(Stored data entries)

┄┄┄┄┄┄┄┄┄┄

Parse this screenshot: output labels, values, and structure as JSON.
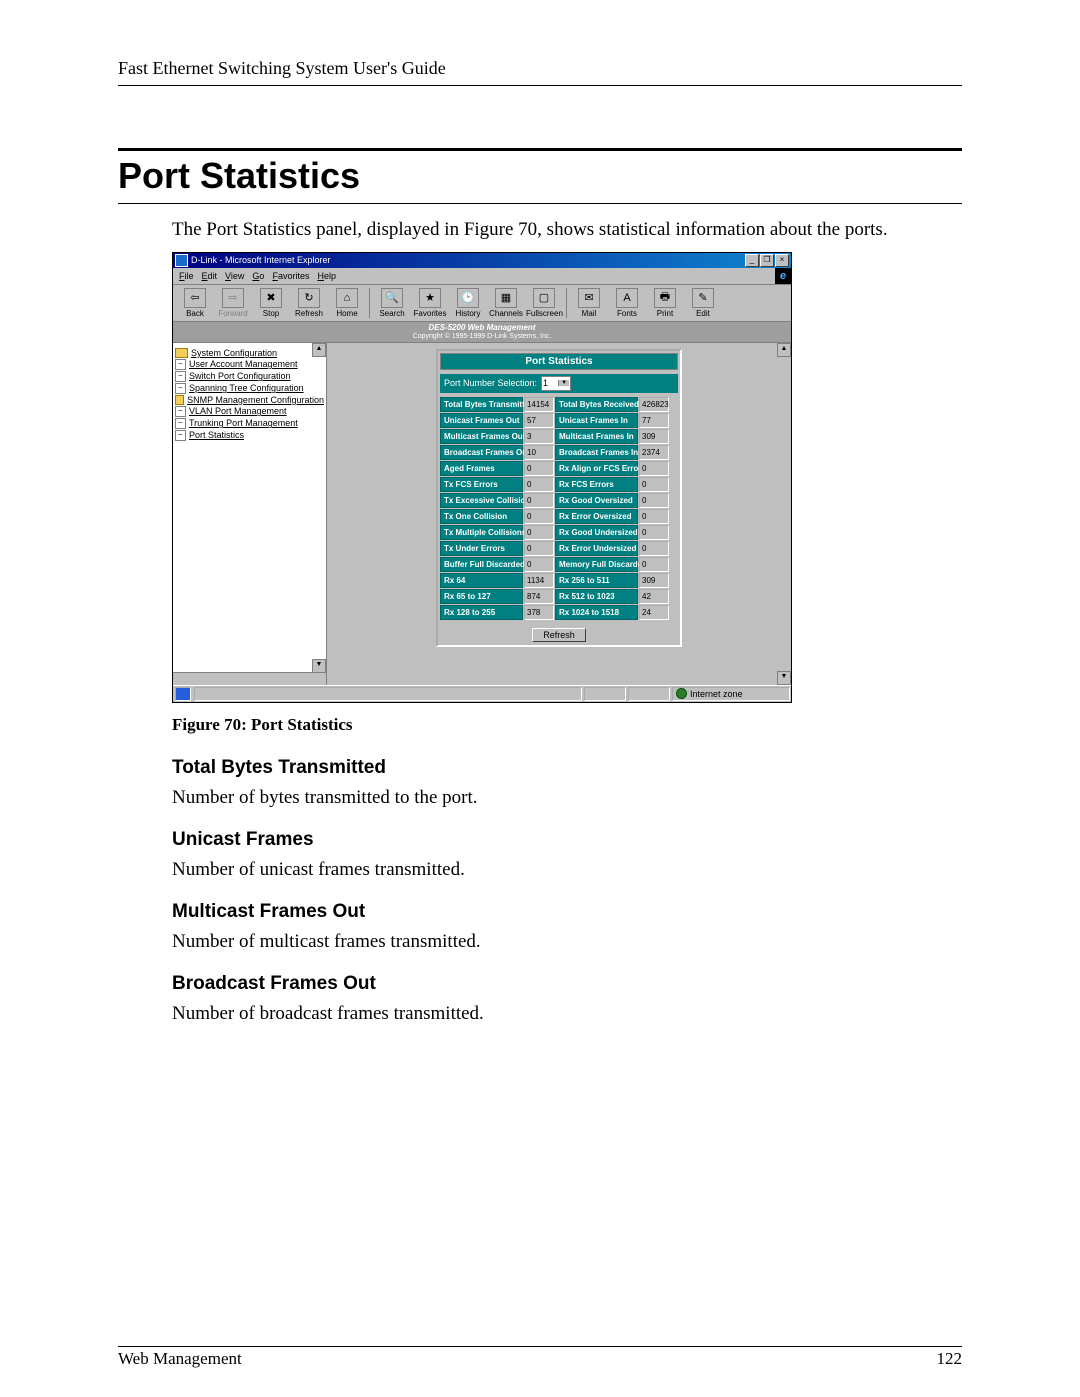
{
  "doc": {
    "running_head": "Fast Ethernet Switching System User's Guide",
    "section_title": "Port Statistics",
    "intro": "The Port Statistics panel, displayed in Figure 70, shows statistical information about the ports.",
    "fig_caption": "Figure 70: Port Statistics",
    "footer_left": "Web Management",
    "footer_page": "122",
    "terms": [
      {
        "heading": "Total Bytes Transmitted",
        "body": "Number of bytes transmitted to the port."
      },
      {
        "heading": "Unicast Frames",
        "body": "Number of unicast frames transmitted."
      },
      {
        "heading": "Multicast Frames Out",
        "body": "Number of multicast frames transmitted."
      },
      {
        "heading": "Broadcast Frames Out",
        "body": "Number of broadcast frames transmitted."
      }
    ]
  },
  "ie": {
    "title": "D-Link - Microsoft Internet Explorer",
    "menus": [
      "File",
      "Edit",
      "View",
      "Go",
      "Favorites",
      "Help"
    ],
    "toolbar": [
      {
        "label": "Back",
        "glyph": "⇦",
        "disabled": false
      },
      {
        "label": "Forward",
        "glyph": "⇨",
        "disabled": true
      },
      {
        "label": "Stop",
        "glyph": "✖",
        "disabled": false
      },
      {
        "label": "Refresh",
        "glyph": "↻",
        "disabled": false
      },
      {
        "label": "Home",
        "glyph": "⌂",
        "disabled": false
      },
      {
        "sep": true
      },
      {
        "label": "Search",
        "glyph": "🔍",
        "disabled": false
      },
      {
        "label": "Favorites",
        "glyph": "★",
        "disabled": false
      },
      {
        "label": "History",
        "glyph": "🕑",
        "disabled": false
      },
      {
        "label": "Channels",
        "glyph": "▦",
        "disabled": false
      },
      {
        "label": "Fullscreen",
        "glyph": "▢",
        "disabled": false
      },
      {
        "sep": true
      },
      {
        "label": "Mail",
        "glyph": "✉",
        "disabled": false
      },
      {
        "label": "Fonts",
        "glyph": "A",
        "disabled": false
      },
      {
        "label": "Print",
        "glyph": "🖶",
        "disabled": false
      },
      {
        "label": "Edit",
        "glyph": "✎",
        "disabled": false
      }
    ],
    "banner_line1": "DES-5200 Web Management",
    "banner_line2": "Copyright © 1995-1999 D-Link Systems, Inc.",
    "sidebar": [
      {
        "type": "folder",
        "label": "System Configuration"
      },
      {
        "type": "page",
        "label": "User Account Management"
      },
      {
        "type": "page",
        "label": "Switch Port Configuration"
      },
      {
        "type": "page",
        "label": "Spanning Tree Configuration"
      },
      {
        "type": "folder",
        "label": "SNMP Management Configuration"
      },
      {
        "type": "page",
        "label": "VLAN Port Management"
      },
      {
        "type": "page",
        "label": "Trunking Port Management"
      },
      {
        "type": "page",
        "label": "Port Statistics"
      }
    ],
    "status_zone": "Internet zone"
  },
  "stats": {
    "panel_title": "Port Statistics",
    "selector_label": "Port Number Selection:",
    "selector_value": "1",
    "refresh_label": "Refresh",
    "colors": {
      "header_bg": "#008080",
      "header_fg": "#ffffff",
      "panel_bg": "#bfbfbf",
      "value_bg": "#bfbfbf"
    },
    "rows": [
      {
        "l": "Total Bytes Transmitted",
        "lv": "14154",
        "r": "Total Bytes Received",
        "rv": "426823"
      },
      {
        "l": "Unicast Frames Out",
        "lv": "57",
        "r": "Unicast Frames In",
        "rv": "77"
      },
      {
        "l": "Multicast Frames Out",
        "lv": "3",
        "r": "Multicast Frames In",
        "rv": "309"
      },
      {
        "l": "Broadcast Frames Out",
        "lv": "10",
        "r": "Broadcast Frames In",
        "rv": "2374"
      },
      {
        "l": "Aged Frames",
        "lv": "0",
        "r": "Rx Align or FCS Errors",
        "rv": "0"
      },
      {
        "l": "Tx FCS Errors",
        "lv": "0",
        "r": "Rx FCS Errors",
        "rv": "0"
      },
      {
        "l": "Tx Excessive Collision",
        "lv": "0",
        "r": "Rx Good Oversized",
        "rv": "0"
      },
      {
        "l": "Tx One Collision",
        "lv": "0",
        "r": "Rx Error Oversized",
        "rv": "0"
      },
      {
        "l": "Tx Multiple Collisions",
        "lv": "0",
        "r": "Rx Good Undersized",
        "rv": "0"
      },
      {
        "l": "Tx Under Errors",
        "lv": "0",
        "r": "Rx Error Undersized",
        "rv": "0"
      },
      {
        "l": "Buffer Full Discarded",
        "lv": "0",
        "r": "Memory Full Discarded",
        "rv": "0"
      },
      {
        "l": "Rx 64",
        "lv": "1134",
        "r": "Rx 256 to 511",
        "rv": "309"
      },
      {
        "l": "Rx 65 to 127",
        "lv": "874",
        "r": "Rx 512 to 1023",
        "rv": "42"
      },
      {
        "l": "Rx 128 to 255",
        "lv": "378",
        "r": "Rx 1024 to 1518",
        "rv": "24"
      }
    ]
  }
}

┄┄┄┄┄┄┄┄┄┄

## OBJECTIVE
Select and copy every line from the records that includes the word "Figure".

## RESULT FOR THIS TASK
    "intro": "The Port Statistics panel, displayed in Figure 70, shows statistical information about the ports.",
    "fig_caption": "Figure 70: Port Statistics",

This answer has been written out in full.